> [TASK INSTRUCTIONS] Reproduce the records below in full and without edits, omitting images.

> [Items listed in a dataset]
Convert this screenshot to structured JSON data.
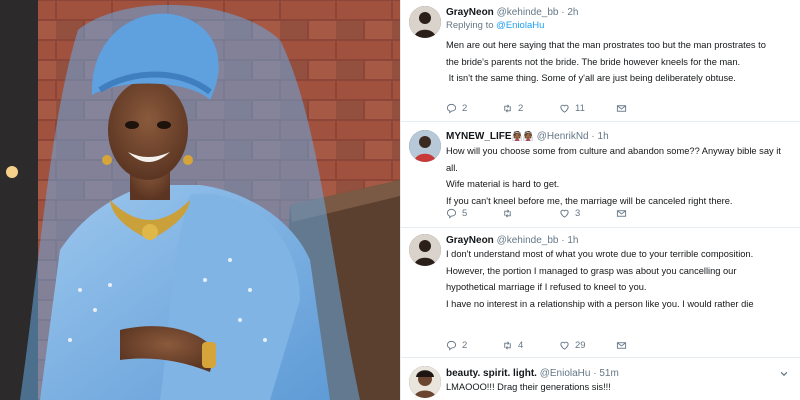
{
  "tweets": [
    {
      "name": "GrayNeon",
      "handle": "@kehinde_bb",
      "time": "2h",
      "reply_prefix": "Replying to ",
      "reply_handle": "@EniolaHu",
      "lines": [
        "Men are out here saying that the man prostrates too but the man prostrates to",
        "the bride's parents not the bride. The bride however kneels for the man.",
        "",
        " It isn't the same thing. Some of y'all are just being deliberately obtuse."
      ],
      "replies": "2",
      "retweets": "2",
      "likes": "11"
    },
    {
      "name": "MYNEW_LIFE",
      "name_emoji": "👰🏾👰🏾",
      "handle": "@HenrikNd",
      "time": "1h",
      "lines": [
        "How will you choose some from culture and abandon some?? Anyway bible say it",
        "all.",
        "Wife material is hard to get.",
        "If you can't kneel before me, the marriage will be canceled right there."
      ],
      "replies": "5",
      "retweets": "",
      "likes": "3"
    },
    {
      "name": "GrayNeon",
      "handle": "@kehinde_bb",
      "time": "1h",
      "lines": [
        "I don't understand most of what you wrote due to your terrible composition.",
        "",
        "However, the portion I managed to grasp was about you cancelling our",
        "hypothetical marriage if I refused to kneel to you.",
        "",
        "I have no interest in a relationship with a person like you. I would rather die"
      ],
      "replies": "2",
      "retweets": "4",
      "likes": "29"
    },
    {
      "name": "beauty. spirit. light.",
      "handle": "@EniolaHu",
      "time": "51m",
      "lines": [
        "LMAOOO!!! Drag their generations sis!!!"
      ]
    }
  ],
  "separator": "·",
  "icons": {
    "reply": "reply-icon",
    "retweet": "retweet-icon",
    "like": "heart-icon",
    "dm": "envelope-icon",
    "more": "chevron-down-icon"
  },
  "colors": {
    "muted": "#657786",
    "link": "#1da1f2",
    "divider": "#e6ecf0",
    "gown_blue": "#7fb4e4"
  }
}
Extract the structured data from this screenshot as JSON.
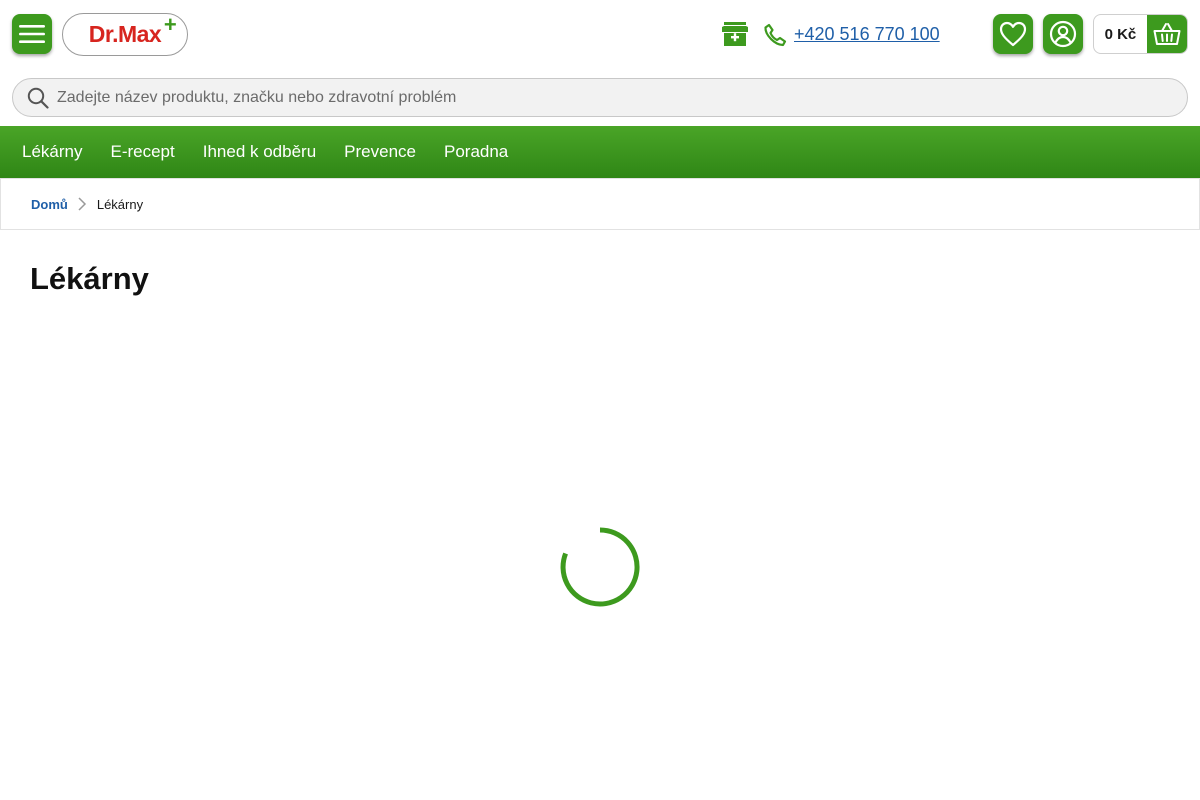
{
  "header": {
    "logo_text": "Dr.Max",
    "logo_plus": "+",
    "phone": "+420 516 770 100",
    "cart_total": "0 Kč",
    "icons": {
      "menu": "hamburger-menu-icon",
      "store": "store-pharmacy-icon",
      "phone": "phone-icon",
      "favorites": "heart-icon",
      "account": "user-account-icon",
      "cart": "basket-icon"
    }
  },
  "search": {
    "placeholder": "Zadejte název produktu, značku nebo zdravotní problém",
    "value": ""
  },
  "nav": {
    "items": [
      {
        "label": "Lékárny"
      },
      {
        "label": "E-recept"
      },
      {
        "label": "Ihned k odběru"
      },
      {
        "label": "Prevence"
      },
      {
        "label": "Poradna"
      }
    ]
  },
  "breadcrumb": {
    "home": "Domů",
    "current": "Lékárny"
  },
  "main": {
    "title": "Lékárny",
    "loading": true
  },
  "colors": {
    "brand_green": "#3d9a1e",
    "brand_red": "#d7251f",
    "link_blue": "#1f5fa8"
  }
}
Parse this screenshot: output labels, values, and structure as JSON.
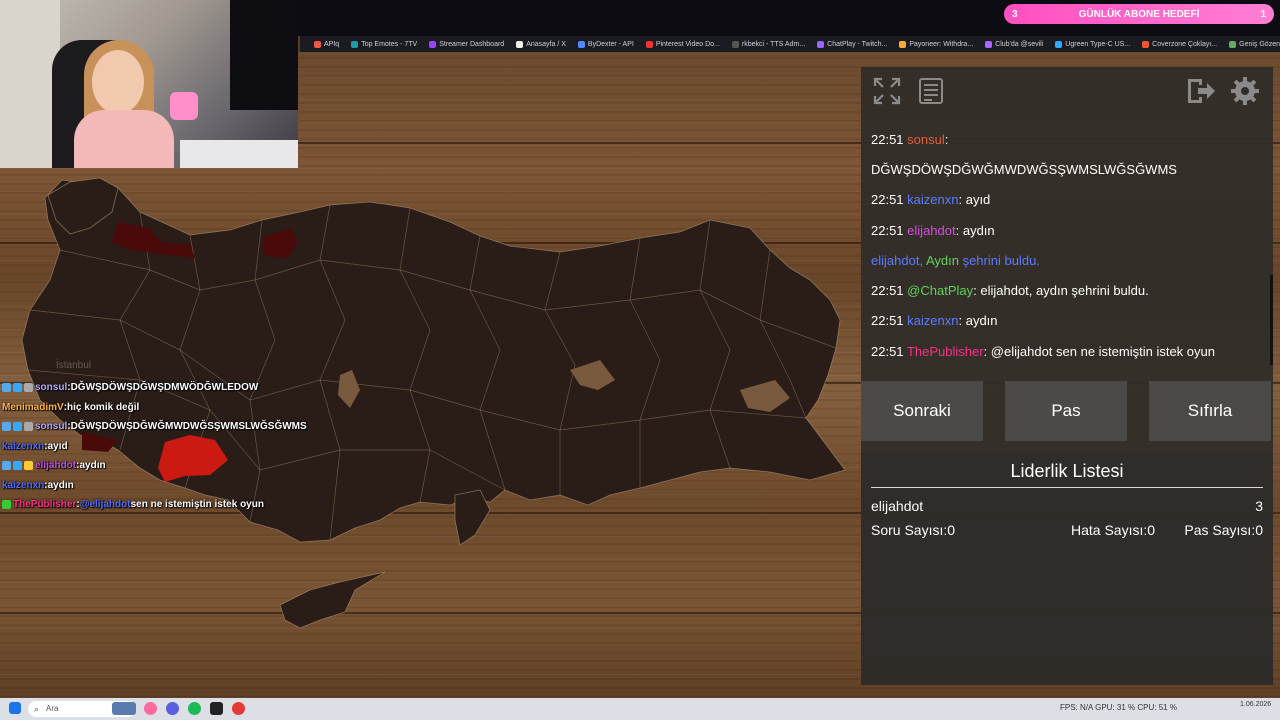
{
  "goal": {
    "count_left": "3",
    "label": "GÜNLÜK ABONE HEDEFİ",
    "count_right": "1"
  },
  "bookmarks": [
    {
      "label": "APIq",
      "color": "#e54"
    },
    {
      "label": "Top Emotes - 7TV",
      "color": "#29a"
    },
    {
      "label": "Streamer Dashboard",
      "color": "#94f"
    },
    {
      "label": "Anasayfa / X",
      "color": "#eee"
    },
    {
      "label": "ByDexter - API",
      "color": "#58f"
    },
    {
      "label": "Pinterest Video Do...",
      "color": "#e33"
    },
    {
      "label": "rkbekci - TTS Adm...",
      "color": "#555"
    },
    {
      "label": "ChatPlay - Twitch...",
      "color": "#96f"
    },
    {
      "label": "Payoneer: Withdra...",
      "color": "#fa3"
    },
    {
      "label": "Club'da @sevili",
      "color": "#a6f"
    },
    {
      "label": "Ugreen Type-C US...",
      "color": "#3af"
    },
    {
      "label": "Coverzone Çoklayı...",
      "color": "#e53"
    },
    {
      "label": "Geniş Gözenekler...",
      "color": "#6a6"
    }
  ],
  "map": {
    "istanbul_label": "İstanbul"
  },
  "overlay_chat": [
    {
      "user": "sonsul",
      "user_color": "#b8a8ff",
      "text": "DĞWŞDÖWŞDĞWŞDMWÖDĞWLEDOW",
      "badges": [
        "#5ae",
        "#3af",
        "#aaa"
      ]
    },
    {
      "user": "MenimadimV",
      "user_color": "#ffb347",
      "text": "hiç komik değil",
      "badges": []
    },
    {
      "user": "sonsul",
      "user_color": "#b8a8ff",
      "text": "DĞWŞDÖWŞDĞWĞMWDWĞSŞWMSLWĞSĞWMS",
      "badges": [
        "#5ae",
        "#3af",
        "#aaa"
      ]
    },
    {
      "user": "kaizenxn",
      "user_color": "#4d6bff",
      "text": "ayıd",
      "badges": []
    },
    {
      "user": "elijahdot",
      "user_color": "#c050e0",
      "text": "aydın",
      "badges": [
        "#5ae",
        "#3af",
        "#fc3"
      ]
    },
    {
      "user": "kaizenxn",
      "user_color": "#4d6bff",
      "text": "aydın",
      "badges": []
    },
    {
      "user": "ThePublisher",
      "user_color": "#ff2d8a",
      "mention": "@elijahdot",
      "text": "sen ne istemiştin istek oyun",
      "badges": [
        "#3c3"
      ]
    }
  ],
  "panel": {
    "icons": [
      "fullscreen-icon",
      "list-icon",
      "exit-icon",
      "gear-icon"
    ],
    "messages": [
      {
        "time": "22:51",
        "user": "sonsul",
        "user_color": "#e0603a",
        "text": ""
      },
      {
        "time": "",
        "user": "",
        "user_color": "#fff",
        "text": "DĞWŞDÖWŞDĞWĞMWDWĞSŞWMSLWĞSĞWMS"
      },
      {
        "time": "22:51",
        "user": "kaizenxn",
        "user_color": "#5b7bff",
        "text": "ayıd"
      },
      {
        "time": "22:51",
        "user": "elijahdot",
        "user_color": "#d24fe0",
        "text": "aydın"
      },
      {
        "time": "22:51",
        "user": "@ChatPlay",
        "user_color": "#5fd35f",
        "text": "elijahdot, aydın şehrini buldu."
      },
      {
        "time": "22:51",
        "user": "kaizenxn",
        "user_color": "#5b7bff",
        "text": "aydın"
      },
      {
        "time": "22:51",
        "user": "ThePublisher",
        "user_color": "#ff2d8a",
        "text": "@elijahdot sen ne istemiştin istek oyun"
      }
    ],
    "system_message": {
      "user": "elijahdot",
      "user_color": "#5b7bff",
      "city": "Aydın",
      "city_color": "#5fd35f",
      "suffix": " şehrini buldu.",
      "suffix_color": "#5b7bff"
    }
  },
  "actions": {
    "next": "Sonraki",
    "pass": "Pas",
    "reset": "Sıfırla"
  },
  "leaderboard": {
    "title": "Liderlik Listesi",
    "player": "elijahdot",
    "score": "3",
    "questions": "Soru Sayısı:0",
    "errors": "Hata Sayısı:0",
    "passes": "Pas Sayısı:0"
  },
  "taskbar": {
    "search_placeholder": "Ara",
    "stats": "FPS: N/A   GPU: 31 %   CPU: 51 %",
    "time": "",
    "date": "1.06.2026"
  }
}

> [FULL OUTPUT]
Convert this screenshot to structured JSON data.
{
  "tweets": [
    {
      "name": "GrayNeon",
      "handle": "@kehinde_bb",
      "time": "2h",
      "reply_prefix": "Replying to ",
      "reply_handle": "@EniolaHu",
      "lines": [
        "Men are out here saying that the man prostrates too but the man prostrates to",
        "the bride's parents not the bride. The bride however kneels for the man.",
        "",
        " It isn't the same thing. Some of y'all are just being deliberately obtuse."
      ],
      "replies": "2",
      "retweets": "2",
      "likes": "11"
    },
    {
      "name": "MYNEW_LIFE",
      "name_emoji": "👰🏾👰🏾",
      "handle": "@HenrikNd",
      "time": "1h",
      "lines": [
        "How will you choose some from culture and abandon some?? Anyway bible say it",
        "all.",
        "Wife material is hard to get.",
        "If you can't kneel before me, the marriage will be canceled right there."
      ],
      "replies": "5",
      "retweets": "",
      "likes": "3"
    },
    {
      "name": "GrayNeon",
      "handle": "@kehinde_bb",
      "time": "1h",
      "lines": [
        "I don't understand most of what you wrote due to your terrible composition.",
        "",
        "However, the portion I managed to grasp was about you cancelling our",
        "hypothetical marriage if I refused to kneel to you.",
        "",
        "I have no interest in a relationship with a person like you. I would rather die"
      ],
      "replies": "2",
      "retweets": "4",
      "likes": "29"
    },
    {
      "name": "beauty. spirit. light.",
      "handle": "@EniolaHu",
      "time": "51m",
      "lines": [
        "LMAOOO!!! Drag their generations sis!!!"
      ]
    }
  ],
  "separator": "·",
  "icons": {
    "reply": "reply-icon",
    "retweet": "retweet-icon",
    "like": "heart-icon",
    "dm": "envelope-icon",
    "more": "chevron-down-icon"
  },
  "colors": {
    "muted": "#657786",
    "link": "#1da1f2",
    "divider": "#e6ecf0",
    "gown_blue": "#7fb4e4"
  }
}
Extract the structured data from this screenshot as JSON.
{
  "header": {
    "logo_text": "Dr.Max",
    "logo_plus": "+",
    "phone": "+420 516 770 100",
    "cart_total": "0 Kč",
    "icons": {
      "menu": "hamburger-menu-icon",
      "store": "store-pharmacy-icon",
      "phone": "phone-icon",
      "favorites": "heart-icon",
      "account": "user-account-icon",
      "cart": "basket-icon"
    }
  },
  "search": {
    "placeholder": "Zadejte název produktu, značku nebo zdravotní problém",
    "value": ""
  },
  "nav": {
    "items": [
      {
        "label": "Lékárny"
      },
      {
        "label": "E-recept"
      },
      {
        "label": "Ihned k odběru"
      },
      {
        "label": "Prevence"
      },
      {
        "label": "Poradna"
      }
    ]
  },
  "breadcrumb": {
    "home": "Domů",
    "current": "Lékárny"
  },
  "main": {
    "title": "Lékárny",
    "loading": true
  },
  "colors": {
    "brand_green": "#3d9a1e",
    "brand_red": "#d7251f",
    "link_blue": "#1f5fa8"
  }
}
Parse this screenshot: output labels, values, and structure as JSON.
{
  "goal": {
    "count_left": "3",
    "label": "GÜNLÜK ABONE HEDEFİ",
    "count_right": "1"
  },
  "bookmarks": [
    {
      "label": "APIq",
      "color": "#e54"
    },
    {
      "label": "Top Emotes - 7TV",
      "color": "#29a"
    },
    {
      "label": "Streamer Dashboard",
      "color": "#94f"
    },
    {
      "label": "Anasayfa / X",
      "color": "#eee"
    },
    {
      "label": "ByDexter - API",
      "color": "#58f"
    },
    {
      "label": "Pinterest Video Do...",
      "color": "#e33"
    },
    {
      "label": "rkbekci - TTS Adm...",
      "color": "#555"
    },
    {
      "label": "ChatPlay - Twitch...",
      "color": "#96f"
    },
    {
      "label": "Payoneer: Withdra...",
      "color": "#fa3"
    },
    {
      "label": "Club'da @sevili",
      "color": "#a6f"
    },
    {
      "label": "Ugreen Type-C US...",
      "color": "#3af"
    },
    {
      "label": "Coverzone Çoklayı...",
      "color": "#e53"
    },
    {
      "label": "Geniş Gözenekler...",
      "color": "#6a6"
    }
  ],
  "map": {
    "istanbul_label": "İstanbul"
  },
  "overlay_chat": [
    {
      "user": "sonsul",
      "user_color": "#b8a8ff",
      "text": "DĞWŞDÖWŞDĞWŞDMWÖDĞWLEDOW",
      "badges": [
        "#5ae",
        "#3af",
        "#aaa"
      ]
    },
    {
      "user": "MenimadimV",
      "user_color": "#ffb347",
      "text": "hiç komik değil",
      "badges": []
    },
    {
      "user": "sonsul",
      "user_color": "#b8a8ff",
      "text": "DĞWŞDÖWŞDĞWĞMWDWĞSŞWMSLWĞSĞWMS",
      "badges": [
        "#5ae",
        "#3af",
        "#aaa"
      ]
    },
    {
      "user": "kaizenxn",
      "user_color": "#4d6bff",
      "text": "ayıd",
      "badges": []
    },
    {
      "user": "elijahdot",
      "user_color": "#c050e0",
      "text": "aydın",
      "badges": [
        "#5ae",
        "#3af",
        "#fc3"
      ]
    },
    {
      "user": "kaizenxn",
      "user_color": "#4d6bff",
      "text": "aydın",
      "badges": []
    },
    {
      "user": "ThePublisher",
      "user_color": "#ff2d8a",
      "mention": "@elijahdot",
      "text": "sen ne istemiştin istek oyun",
      "badges": [
        "#3c3"
      ]
    }
  ],
  "panel": {
    "icons": [
      "fullscreen-icon",
      "list-icon",
      "exit-icon",
      "gear-icon"
    ],
    "messages": [
      {
        "time": "22:51",
        "user": "sonsul",
        "user_color": "#e0603a",
        "text": ""
      },
      {
        "time": "",
        "user": "",
        "user_color": "#fff",
        "text": "DĞWŞDÖWŞDĞWĞMWDWĞSŞWMSLWĞSĞWMS"
      },
      {
        "time": "22:51",
        "user": "kaizenxn",
        "user_color": "#5b7bff",
        "text": "ayıd"
      },
      {
        "time": "22:51",
        "user": "elijahdot",
        "user_color": "#d24fe0",
        "text": "aydın"
      },
      {
        "time": "22:51",
        "user": "@ChatPlay",
        "user_color": "#5fd35f",
        "text": "elijahdot, aydın şehrini buldu."
      },
      {
        "time": "22:51",
        "user": "kaizenxn",
        "user_color": "#5b7bff",
        "text": "aydın"
      },
      {
        "time": "22:51",
        "user": "ThePublisher",
        "user_color": "#ff2d8a",
        "text": "@elijahdot sen ne istemiştin istek oyun"
      }
    ],
    "system_message": {
      "user": "elijahdot",
      "user_color": "#5b7bff",
      "city": "Aydın",
      "city_color": "#5fd35f",
      "suffix": " şehrini buldu.",
      "suffix_color": "#5b7bff"
    }
  },
  "actions": {
    "next": "Sonraki",
    "pass": "Pas",
    "reset": "Sıfırla"
  },
  "leaderboard": {
    "title": "Liderlik Listesi",
    "player": "elijahdot",
    "score": "3",
    "questions": "Soru Sayısı:0",
    "errors": "Hata Sayısı:0",
    "passes": "Pas Sayısı:0"
  },
  "taskbar": {
    "search_placeholder": "Ara",
    "stats": "FPS: N/A   GPU: 31 %   CPU: 51 %",
    "time": "",
    "date": "1.06.2026"
  }
}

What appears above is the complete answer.